Quote the records that follow in full and exactly; leave out the pictures.

-- START --

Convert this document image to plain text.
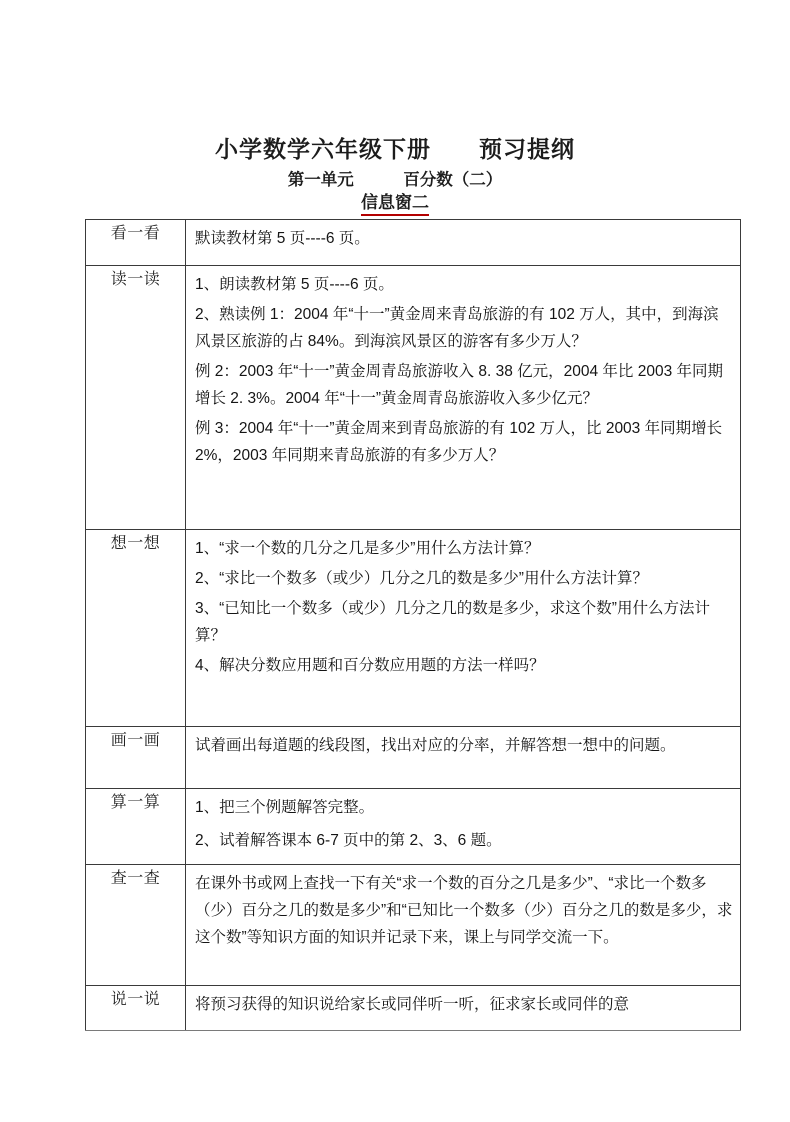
小学数学六年级下册　　预习提纲
第一单元　　　百分数（二）
信息窗二
看一看	默读教材第 5 页----6 页。

读一读	1、朗读教材第 5 页----6 页。

2、熟读例 1：2004 年“十一”黄金周来青岛旅游的有 102 万人，其中，到海滨风景区旅游的占 84%。到海滨风景区的游客有多少万人？

例 2：2003 年“十一”黄金周青岛旅游收入 8. 38 亿元，2004 年比 2003 年同期增长 2. 3%。2004 年“十一”黄金周青岛旅游收入多少亿元？

例 3：2004 年“十一”黄金周来到青岛旅游的有 102 万人，比 2003 年同期增长 2%，2003 年同期来青岛旅游的有多少万人？

想一想	1、“求一个数的几分之几是多少”用什么方法计算？

2、“求比一个数多（或少）几分之几的数是多少”用什么方法计算？

3、“已知比一个数多（或少）几分之几的数是多少，求这个数”用什么方法计算？

4、解决分数应用题和百分数应用题的方法一样吗？

画一画	试着画出每道题的线段图，找出对应的分率，并解答想一想中的问题。

算一算	1、把三个例题解答完整。

2、试着解答课本 6-7 页中的第 2、3、6 题。

查一查	在课外书或网上查找一下有关“求一个数的百分之几是多少”、“求比一个数多（少）百分之几的数是多少”和“已知比一个数多（少）百分之几的数是多少，求这个数”等知识方面的知识并记录下来，课上与同学交流一下。

说一说	将预习获得的知识说给家长或同伴听一听，征求家长或同伴的意
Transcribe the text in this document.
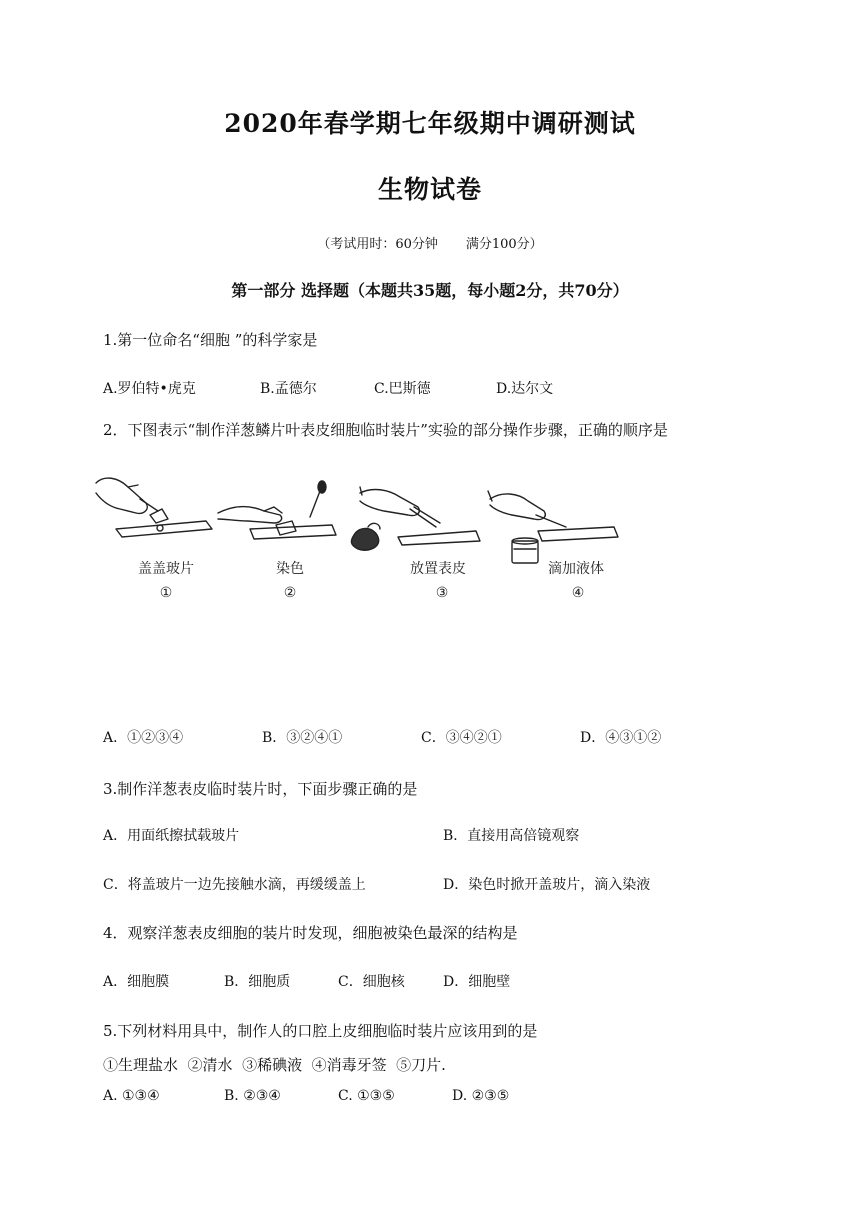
2020年春学期七年级期中调研测试
生物试卷
（考试用时：60分钟 满分100分）
第一部分 选择题（本题共35题，每小题2分，共70分）
1.第一位命名“细胞 ”的科学家是
A.罗伯特•虎克	B.孟德尔	C.巴斯德	D.达尔文
2．下图表示“制作洋葱鳞片叶表皮细胞临时装片”实验的部分操作步骤，正确的顺序是
盖盖玻片
①
染色
②
放置表皮
③
滴加液体
④
A．①②③④	B．③②④①	C．③④②①	D．④③①②
3.制作洋葱表皮临时装片时，下面步骤正确的是
A．用面纸擦拭载玻片	B．直接用高倍镜观察
C．将盖玻片一边先接触水滴，再缓缓盖上	D．染色时掀开盖玻片，滴入染液
4．观察洋葱表皮细胞的装片时发现，细胞被染色最深的结构是
A．细胞膜	B．细胞质	C．细胞核	D．细胞壁
5.下列材料用具中，制作人的口腔上皮细胞临时装片应该用到的是
①生理盐水  ②清水  ③稀碘液  ④消毒牙签  ⑤刀片.
A. ①③④	B. ②③④	C. ①③⑤	D. ②③⑤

-- END --

### TASK SOLUTION
Convert this document image to plain text.
小学数学六年级下册　　预习提纲
第一单元　　　百分数（二）
信息窗二
看一看	默读教材第 5 页----6 页。

读一读	1、朗读教材第 5 页----6 页。

2、熟读例 1：2004 年“十一”黄金周来青岛旅游的有 102 万人，其中，到海滨风景区旅游的占 84%。到海滨风景区的游客有多少万人？

例 2：2003 年“十一”黄金周青岛旅游收入 8. 38 亿元，2004 年比 2003 年同期增长 2. 3%。2004 年“十一”黄金周青岛旅游收入多少亿元？

例 3：2004 年“十一”黄金周来到青岛旅游的有 102 万人，比 2003 年同期增长 2%，2003 年同期来青岛旅游的有多少万人？

想一想	1、“求一个数的几分之几是多少”用什么方法计算？

2、“求比一个数多（或少）几分之几的数是多少”用什么方法计算？

3、“已知比一个数多（或少）几分之几的数是多少，求这个数”用什么方法计算？

4、解决分数应用题和百分数应用题的方法一样吗？

画一画	试着画出每道题的线段图，找出对应的分率，并解答想一想中的问题。

算一算	1、把三个例题解答完整。

2、试着解答课本 6-7 页中的第 2、3、6 题。

查一查	在课外书或网上查找一下有关“求一个数的百分之几是多少”、“求比一个数多（少）百分之几的数是多少”和“已知比一个数多（少）百分之几的数是多少，求这个数”等知识方面的知识并记录下来，课上与同学交流一下。

说一说	将预习获得的知识说给家长或同伴听一听，征求家长或同伴的意
Transcribe the text in this document.
2020年春学期七年级期中调研测试
生物试卷
（考试用时：60分钟 满分100分）
第一部分 选择题（本题共35题，每小题2分，共70分）
1.第一位命名“细胞 ”的科学家是
A.罗伯特•虎克	B.孟德尔	C.巴斯德	D.达尔文
2．下图表示“制作洋葱鳞片叶表皮细胞临时装片”实验的部分操作步骤，正确的顺序是
盖盖玻片
①
染色
②
放置表皮
③
滴加液体
④
A．①②③④	B．③②④①	C．③④②①	D．④③①②
3.制作洋葱表皮临时装片时，下面步骤正确的是
A．用面纸擦拭载玻片	B．直接用高倍镜观察
C．将盖玻片一边先接触水滴，再缓缓盖上	D．染色时掀开盖玻片，滴入染液
4．观察洋葱表皮细胞的装片时发现，细胞被染色最深的结构是
A．细胞膜	B．细胞质	C．细胞核	D．细胞壁
5.下列材料用具中，制作人的口腔上皮细胞临时装片应该用到的是
①生理盐水  ②清水  ③稀碘液  ④消毒牙签  ⑤刀片.
A. ①③④	B. ②③④	C. ①③⑤	D. ②③⑤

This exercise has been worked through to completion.